#### The exercise:
Reproduce the records below exactly, leaving out any pictures.

++++ Exercise inputs ++++

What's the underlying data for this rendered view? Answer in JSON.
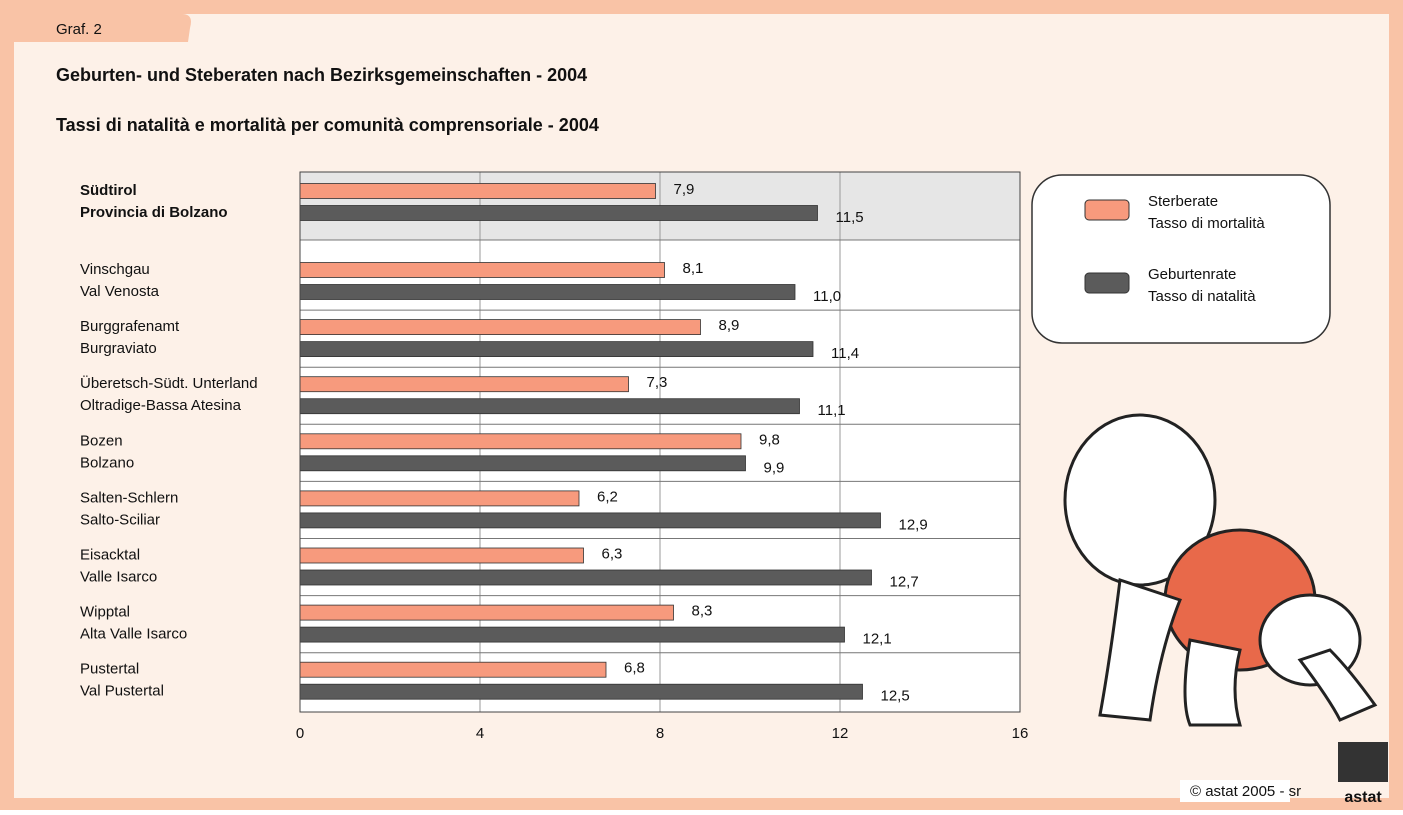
{
  "tab_label": "Graf. 2",
  "chart_data": {
    "type": "bar",
    "orientation": "horizontal",
    "title": "Geburten- und Steberaten nach Bezirksgemeinschaften - 2004",
    "subtitle": "Tassi di natalità e mortalità per comunità comprensoriale - 2004",
    "categories": [
      [
        "Südtirol",
        "Provincia di Bolzano"
      ],
      [
        "Vinschgau",
        "Val Venosta"
      ],
      [
        "Burggrafenamt",
        "Burgraviato"
      ],
      [
        "Überetsch-Südt. Unterland",
        "Oltradige-Bassa Atesina"
      ],
      [
        "Bozen",
        "Bolzano"
      ],
      [
        "Salten-Schlern",
        "Salto-Sciliar"
      ],
      [
        "Eisacktal",
        "Valle Isarco"
      ],
      [
        "Wipptal",
        "Alta Valle Isarco"
      ],
      [
        "Pustertal",
        "Val Pustertal"
      ]
    ],
    "series": [
      {
        "name": [
          "Sterberate",
          "Tasso di mortalità"
        ],
        "color": "#f79a7d",
        "values": [
          7.9,
          8.1,
          8.9,
          7.3,
          9.8,
          6.2,
          6.3,
          8.3,
          6.8
        ],
        "value_labels": [
          "7,9",
          "8,1",
          "8,9",
          "7,3",
          "9,8",
          "6,2",
          "6,3",
          "8,3",
          "6,8"
        ]
      },
      {
        "name": [
          "Geburtenrate",
          "Tasso di natalità"
        ],
        "color": "#5b5b5b",
        "values": [
          11.5,
          11.0,
          11.4,
          11.1,
          9.9,
          12.9,
          12.7,
          12.1,
          12.5
        ],
        "value_labels": [
          "11,5",
          "11,0",
          "11,4",
          "11,1",
          "9,9",
          "12,9",
          "12,7",
          "12,1",
          "12,5"
        ]
      }
    ],
    "xlim": [
      0,
      16
    ],
    "xticks": [
      0,
      4,
      8,
      12,
      16
    ],
    "grid": true,
    "legend": "top-right"
  },
  "footer": "© astat 2005 - sr",
  "logo_text": "astat"
}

++++

#### Finished task:
What's the underlying data for this rendered view? Answer in JSON.
{
  "tab_label": "Graf. 2",
  "chart_data": {
    "type": "bar",
    "orientation": "horizontal",
    "title": "Geburten- und Steberaten nach Bezirksgemeinschaften - 2004",
    "subtitle": "Tassi di natalità e mortalità per comunità comprensoriale - 2004",
    "categories": [
      [
        "Südtirol",
        "Provincia di Bolzano"
      ],
      [
        "Vinschgau",
        "Val Venosta"
      ],
      [
        "Burggrafenamt",
        "Burgraviato"
      ],
      [
        "Überetsch-Südt. Unterland",
        "Oltradige-Bassa Atesina"
      ],
      [
        "Bozen",
        "Bolzano"
      ],
      [
        "Salten-Schlern",
        "Salto-Sciliar"
      ],
      [
        "Eisacktal",
        "Valle Isarco"
      ],
      [
        "Wipptal",
        "Alta Valle Isarco"
      ],
      [
        "Pustertal",
        "Val Pustertal"
      ]
    ],
    "series": [
      {
        "name": [
          "Sterberate",
          "Tasso di mortalità"
        ],
        "color": "#f79a7d",
        "values": [
          7.9,
          8.1,
          8.9,
          7.3,
          9.8,
          6.2,
          6.3,
          8.3,
          6.8
        ],
        "value_labels": [
          "7,9",
          "8,1",
          "8,9",
          "7,3",
          "9,8",
          "6,2",
          "6,3",
          "8,3",
          "6,8"
        ]
      },
      {
        "name": [
          "Geburtenrate",
          "Tasso di natalità"
        ],
        "color": "#5b5b5b",
        "values": [
          11.5,
          11.0,
          11.4,
          11.1,
          9.9,
          12.9,
          12.7,
          12.1,
          12.5
        ],
        "value_labels": [
          "11,5",
          "11,0",
          "11,4",
          "11,1",
          "9,9",
          "12,9",
          "12,7",
          "12,1",
          "12,5"
        ]
      }
    ],
    "xlim": [
      0,
      16
    ],
    "xticks": [
      0,
      4,
      8,
      12,
      16
    ],
    "grid": true,
    "legend": "top-right"
  },
  "footer": "© astat 2005 - sr",
  "logo_text": "astat"
}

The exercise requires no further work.